ENTRIES SUPPLIED —

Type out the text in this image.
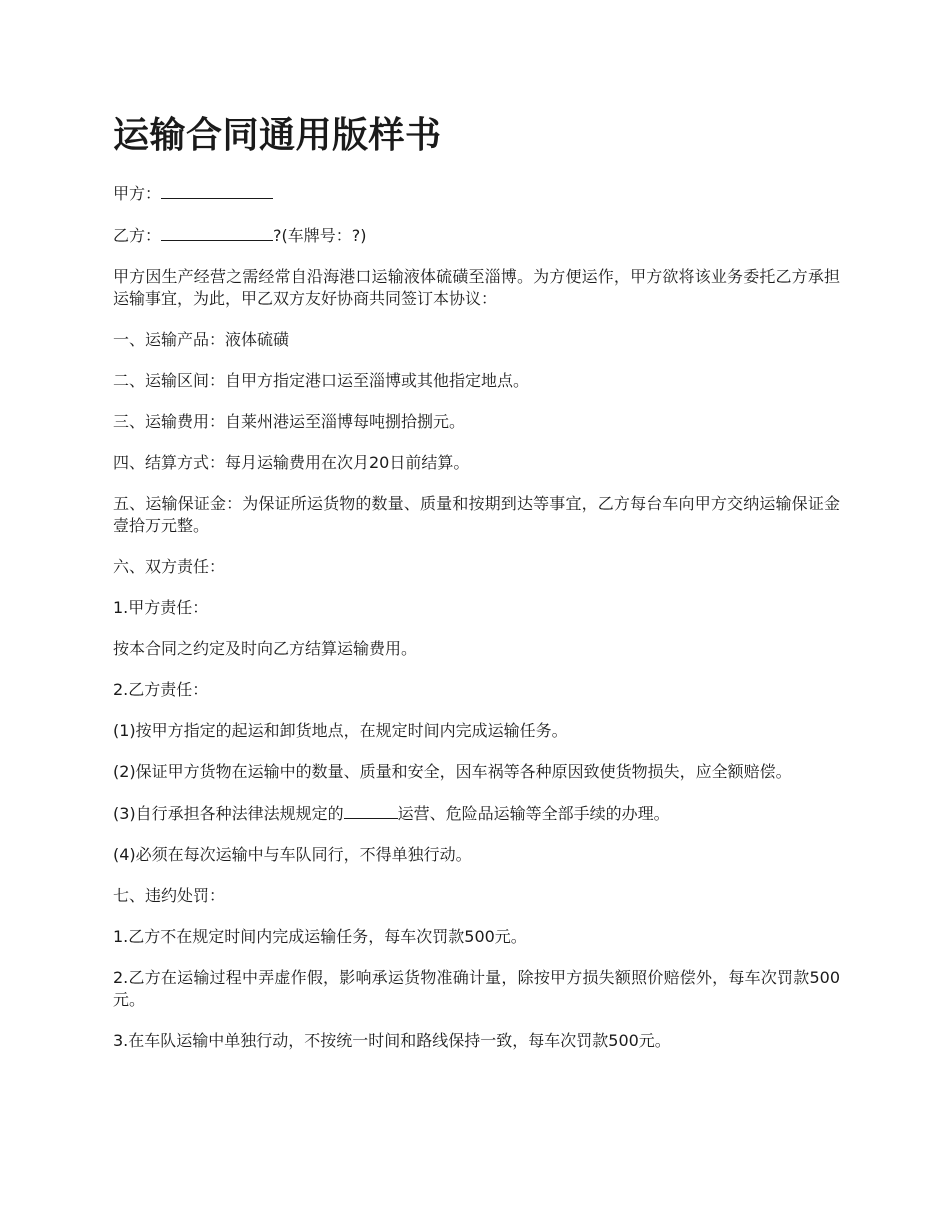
运输合同通用版样书

甲方：

乙方：	?(车牌号：?)

甲方因生产经营之需经常自沿海港口运输液体硫磺至淄博。为方便运作，甲方欲将该业务委托乙方承担运输事宜，为此，甲乙双方友好协商共同签订本协议：

一、运输产品：液体硫磺

二、运输区间：自甲方指定港口运至淄博或其他指定地点。

三、运输费用：自莱州港运至淄博每吨捌拾捌元。

四、结算方式：每月运输费用在次月20日前结算。

五、运输保证金：为保证所运货物的数量、质量和按期到达等事宜，乙方每台车向甲方交纳运输保证金壹拾万元整。

六、双方责任：

1.甲方责任：

按本合同之约定及时向乙方结算运输费用。

2.乙方责任：

(1)按甲方指定的起运和卸货地点，在规定时间内完成运输任务。

(2)保证甲方货物在运输中的数量、质量和安全，因车祸等各种原因致使货物损失，应全额赔偿。

(3)自行承担各种法律法规规定的	运营、危险品运输等全部手续的办理。

(4)必须在每次运输中与车队同行，不得单独行动。

七、违约处罚：

1.乙方不在规定时间内完成运输任务，每车次罚款500元。

2.乙方在运输过程中弄虚作假，影响承运货物准确计量，除按甲方损失额照价赔偿外，每车次罚款500元。

3.在车队运输中单独行动，不按统一时间和路线保持一致，每车次罚款500元。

THE TASK — Repeat all the records above exactly, leaving out any pictures.

EXERCISE SOLUTION —
Type out the text in this image.
运输合同通用版样书

甲方：

乙方：	?(车牌号：?)

甲方因生产经营之需经常自沿海港口运输液体硫磺至淄博。为方便运作，甲方欲将该业务委托乙方承担运输事宜，为此，甲乙双方友好协商共同签订本协议：

一、运输产品：液体硫磺

二、运输区间：自甲方指定港口运至淄博或其他指定地点。

三、运输费用：自莱州港运至淄博每吨捌拾捌元。

四、结算方式：每月运输费用在次月20日前结算。

五、运输保证金：为保证所运货物的数量、质量和按期到达等事宜，乙方每台车向甲方交纳运输保证金壹拾万元整。

六、双方责任：

1.甲方责任：

按本合同之约定及时向乙方结算运输费用。

2.乙方责任：

(1)按甲方指定的起运和卸货地点，在规定时间内完成运输任务。

(2)保证甲方货物在运输中的数量、质量和安全，因车祸等各种原因致使货物损失，应全额赔偿。

(3)自行承担各种法律法规规定的	运营、危险品运输等全部手续的办理。

(4)必须在每次运输中与车队同行，不得单独行动。

七、违约处罚：

1.乙方不在规定时间内完成运输任务，每车次罚款500元。

2.乙方在运输过程中弄虚作假，影响承运货物准确计量，除按甲方损失额照价赔偿外，每车次罚款500元。

3.在车队运输中单独行动，不按统一时间和路线保持一致，每车次罚款500元。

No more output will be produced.